Aim: Filter the records below and copy every line containing the word "type".

Dataset rows:
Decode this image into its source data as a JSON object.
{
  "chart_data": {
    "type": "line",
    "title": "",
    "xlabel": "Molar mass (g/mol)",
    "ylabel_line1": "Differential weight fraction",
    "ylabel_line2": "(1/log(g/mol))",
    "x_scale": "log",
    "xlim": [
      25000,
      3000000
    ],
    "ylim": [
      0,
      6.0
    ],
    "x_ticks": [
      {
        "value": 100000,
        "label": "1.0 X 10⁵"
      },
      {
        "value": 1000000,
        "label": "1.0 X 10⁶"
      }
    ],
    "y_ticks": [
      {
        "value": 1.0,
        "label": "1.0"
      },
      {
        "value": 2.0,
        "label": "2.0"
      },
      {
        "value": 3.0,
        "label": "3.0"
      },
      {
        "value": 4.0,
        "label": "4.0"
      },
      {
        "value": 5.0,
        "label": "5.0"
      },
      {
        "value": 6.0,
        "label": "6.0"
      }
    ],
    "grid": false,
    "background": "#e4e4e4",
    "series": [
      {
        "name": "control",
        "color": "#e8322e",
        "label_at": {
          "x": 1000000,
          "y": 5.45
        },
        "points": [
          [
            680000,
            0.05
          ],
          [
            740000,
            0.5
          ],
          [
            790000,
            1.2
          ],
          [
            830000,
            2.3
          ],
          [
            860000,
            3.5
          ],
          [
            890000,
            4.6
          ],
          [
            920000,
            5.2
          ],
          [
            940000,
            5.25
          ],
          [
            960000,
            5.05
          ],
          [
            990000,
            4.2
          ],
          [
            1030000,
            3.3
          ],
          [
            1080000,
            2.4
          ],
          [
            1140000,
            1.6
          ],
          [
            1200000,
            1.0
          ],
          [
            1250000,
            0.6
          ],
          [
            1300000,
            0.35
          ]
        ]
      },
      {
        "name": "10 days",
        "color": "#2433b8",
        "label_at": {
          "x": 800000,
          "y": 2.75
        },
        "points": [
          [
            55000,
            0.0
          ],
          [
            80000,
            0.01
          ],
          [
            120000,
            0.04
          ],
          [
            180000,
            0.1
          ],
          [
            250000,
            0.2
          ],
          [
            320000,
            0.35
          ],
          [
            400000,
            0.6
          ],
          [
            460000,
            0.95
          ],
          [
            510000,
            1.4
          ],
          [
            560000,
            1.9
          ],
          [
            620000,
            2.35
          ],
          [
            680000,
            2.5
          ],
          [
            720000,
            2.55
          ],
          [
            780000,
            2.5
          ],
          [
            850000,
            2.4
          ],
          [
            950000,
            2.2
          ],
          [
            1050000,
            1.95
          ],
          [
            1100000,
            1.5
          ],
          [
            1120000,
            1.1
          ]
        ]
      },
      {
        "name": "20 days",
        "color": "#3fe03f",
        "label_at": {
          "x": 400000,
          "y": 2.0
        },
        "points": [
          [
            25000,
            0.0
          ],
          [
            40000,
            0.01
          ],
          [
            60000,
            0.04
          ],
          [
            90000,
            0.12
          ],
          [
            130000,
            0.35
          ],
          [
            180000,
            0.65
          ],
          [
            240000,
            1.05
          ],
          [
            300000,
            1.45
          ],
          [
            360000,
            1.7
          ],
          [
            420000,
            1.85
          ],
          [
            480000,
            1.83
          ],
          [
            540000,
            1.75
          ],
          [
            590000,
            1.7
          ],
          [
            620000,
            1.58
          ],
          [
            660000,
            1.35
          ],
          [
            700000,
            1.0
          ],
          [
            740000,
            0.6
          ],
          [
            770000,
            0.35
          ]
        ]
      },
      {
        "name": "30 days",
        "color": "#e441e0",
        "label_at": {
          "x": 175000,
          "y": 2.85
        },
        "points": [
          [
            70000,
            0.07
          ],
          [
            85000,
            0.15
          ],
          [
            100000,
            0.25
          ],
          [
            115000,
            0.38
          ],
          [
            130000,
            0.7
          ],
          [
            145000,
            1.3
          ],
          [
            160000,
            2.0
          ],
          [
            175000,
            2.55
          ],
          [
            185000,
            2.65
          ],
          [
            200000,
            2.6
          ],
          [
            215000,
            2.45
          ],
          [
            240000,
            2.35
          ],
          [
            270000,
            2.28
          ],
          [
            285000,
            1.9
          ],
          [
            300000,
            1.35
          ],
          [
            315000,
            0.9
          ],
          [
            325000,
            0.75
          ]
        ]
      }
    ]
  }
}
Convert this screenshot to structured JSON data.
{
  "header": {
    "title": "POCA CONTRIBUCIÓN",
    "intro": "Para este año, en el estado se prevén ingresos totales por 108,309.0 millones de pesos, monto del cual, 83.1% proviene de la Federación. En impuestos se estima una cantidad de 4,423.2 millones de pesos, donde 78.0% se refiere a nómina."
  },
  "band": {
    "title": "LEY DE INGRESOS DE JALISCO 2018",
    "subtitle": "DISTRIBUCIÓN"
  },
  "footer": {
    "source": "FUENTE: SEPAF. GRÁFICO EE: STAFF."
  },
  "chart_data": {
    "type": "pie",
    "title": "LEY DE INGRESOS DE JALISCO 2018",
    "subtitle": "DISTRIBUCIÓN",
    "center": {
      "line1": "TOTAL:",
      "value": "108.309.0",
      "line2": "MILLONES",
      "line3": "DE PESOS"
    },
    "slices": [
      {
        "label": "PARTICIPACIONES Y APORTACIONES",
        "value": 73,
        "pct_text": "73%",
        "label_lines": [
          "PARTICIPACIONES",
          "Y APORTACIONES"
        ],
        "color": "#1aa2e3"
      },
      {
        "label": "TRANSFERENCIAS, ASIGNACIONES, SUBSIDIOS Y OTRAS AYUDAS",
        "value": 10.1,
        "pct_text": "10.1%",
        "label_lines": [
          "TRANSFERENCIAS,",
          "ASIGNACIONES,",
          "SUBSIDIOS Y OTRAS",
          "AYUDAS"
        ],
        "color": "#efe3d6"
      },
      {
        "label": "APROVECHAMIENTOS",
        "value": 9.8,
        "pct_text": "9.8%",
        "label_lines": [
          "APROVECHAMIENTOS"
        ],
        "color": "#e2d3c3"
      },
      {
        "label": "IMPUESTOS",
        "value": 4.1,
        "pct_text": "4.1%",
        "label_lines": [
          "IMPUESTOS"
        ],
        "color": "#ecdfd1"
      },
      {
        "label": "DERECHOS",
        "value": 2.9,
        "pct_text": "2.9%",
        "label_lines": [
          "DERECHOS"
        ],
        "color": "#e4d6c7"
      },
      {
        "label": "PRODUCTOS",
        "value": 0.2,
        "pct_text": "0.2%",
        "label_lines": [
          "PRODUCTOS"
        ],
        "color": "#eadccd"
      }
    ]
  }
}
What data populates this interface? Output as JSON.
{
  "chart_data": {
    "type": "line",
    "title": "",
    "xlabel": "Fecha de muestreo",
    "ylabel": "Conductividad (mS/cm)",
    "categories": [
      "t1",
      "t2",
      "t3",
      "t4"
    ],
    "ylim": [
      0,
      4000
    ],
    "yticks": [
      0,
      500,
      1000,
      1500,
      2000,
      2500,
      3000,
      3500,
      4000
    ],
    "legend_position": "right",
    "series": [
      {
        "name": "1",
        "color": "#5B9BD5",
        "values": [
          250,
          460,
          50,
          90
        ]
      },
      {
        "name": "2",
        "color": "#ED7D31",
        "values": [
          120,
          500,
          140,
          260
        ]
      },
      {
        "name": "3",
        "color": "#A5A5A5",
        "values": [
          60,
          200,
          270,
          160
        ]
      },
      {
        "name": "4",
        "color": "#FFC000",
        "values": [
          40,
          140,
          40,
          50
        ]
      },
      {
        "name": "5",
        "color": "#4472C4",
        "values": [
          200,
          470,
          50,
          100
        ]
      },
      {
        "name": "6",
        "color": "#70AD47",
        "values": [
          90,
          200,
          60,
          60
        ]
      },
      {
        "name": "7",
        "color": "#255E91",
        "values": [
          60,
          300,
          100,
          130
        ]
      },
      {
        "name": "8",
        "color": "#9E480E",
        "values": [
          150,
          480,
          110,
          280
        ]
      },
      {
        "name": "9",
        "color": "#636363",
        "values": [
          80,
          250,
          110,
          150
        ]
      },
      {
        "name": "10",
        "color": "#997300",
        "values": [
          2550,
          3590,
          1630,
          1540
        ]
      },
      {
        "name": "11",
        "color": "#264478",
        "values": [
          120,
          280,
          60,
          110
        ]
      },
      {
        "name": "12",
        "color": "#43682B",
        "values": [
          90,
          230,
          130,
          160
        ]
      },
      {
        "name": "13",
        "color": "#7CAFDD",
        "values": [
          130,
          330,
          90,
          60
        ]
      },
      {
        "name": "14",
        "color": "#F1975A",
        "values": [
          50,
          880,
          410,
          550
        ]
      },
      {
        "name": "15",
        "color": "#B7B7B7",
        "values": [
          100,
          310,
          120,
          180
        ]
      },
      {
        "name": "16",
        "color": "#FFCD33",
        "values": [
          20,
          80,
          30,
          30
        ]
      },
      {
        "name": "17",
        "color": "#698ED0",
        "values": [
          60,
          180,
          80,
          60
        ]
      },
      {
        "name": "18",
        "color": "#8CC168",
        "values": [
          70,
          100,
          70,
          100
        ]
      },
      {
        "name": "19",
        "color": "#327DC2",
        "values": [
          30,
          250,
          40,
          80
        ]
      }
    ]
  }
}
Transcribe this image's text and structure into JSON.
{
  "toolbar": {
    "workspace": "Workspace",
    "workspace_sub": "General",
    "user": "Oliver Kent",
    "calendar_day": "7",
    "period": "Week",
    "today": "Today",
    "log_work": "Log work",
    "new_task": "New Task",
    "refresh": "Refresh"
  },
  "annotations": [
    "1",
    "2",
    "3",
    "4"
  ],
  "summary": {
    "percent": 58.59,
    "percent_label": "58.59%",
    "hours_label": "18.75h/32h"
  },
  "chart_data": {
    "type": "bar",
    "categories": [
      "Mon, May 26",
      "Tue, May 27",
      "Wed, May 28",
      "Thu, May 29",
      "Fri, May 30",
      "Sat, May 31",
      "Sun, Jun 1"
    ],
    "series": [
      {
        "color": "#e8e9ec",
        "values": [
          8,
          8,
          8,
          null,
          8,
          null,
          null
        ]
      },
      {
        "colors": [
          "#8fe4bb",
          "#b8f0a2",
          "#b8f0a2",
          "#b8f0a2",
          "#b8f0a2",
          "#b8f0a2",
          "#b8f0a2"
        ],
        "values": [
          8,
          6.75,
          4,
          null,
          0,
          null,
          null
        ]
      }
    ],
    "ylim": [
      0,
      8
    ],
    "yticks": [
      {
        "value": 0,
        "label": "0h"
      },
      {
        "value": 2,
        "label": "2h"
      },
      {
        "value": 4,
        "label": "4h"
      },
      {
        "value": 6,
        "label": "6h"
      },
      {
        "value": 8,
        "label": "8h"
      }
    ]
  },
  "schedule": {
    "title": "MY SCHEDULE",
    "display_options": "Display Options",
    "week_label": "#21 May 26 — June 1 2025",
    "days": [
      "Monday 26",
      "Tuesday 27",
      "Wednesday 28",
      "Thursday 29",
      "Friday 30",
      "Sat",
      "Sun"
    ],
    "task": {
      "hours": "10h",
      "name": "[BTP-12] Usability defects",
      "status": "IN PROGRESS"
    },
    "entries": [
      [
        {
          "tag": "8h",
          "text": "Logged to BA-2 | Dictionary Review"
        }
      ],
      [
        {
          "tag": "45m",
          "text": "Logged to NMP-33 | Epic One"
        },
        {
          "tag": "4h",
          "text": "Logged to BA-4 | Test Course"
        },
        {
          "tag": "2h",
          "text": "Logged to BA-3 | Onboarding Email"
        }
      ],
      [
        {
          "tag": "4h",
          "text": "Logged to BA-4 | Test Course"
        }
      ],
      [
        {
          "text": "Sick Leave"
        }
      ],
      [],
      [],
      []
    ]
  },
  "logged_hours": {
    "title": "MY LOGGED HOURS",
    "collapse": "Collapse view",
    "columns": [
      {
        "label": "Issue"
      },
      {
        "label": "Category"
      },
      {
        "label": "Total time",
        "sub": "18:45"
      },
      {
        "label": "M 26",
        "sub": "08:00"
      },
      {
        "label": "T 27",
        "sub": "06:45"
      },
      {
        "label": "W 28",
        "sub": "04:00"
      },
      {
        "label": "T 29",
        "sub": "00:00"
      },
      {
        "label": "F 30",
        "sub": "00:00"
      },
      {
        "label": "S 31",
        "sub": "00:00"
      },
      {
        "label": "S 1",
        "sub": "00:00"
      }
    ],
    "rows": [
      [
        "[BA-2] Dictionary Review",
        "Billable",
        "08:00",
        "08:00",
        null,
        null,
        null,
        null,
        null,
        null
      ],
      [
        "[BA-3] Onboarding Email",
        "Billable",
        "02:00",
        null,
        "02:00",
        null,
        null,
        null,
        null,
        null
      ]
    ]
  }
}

Written answer:
    "type": "line",
    "type": "pie",
    "type": "line",
    "type": "bar",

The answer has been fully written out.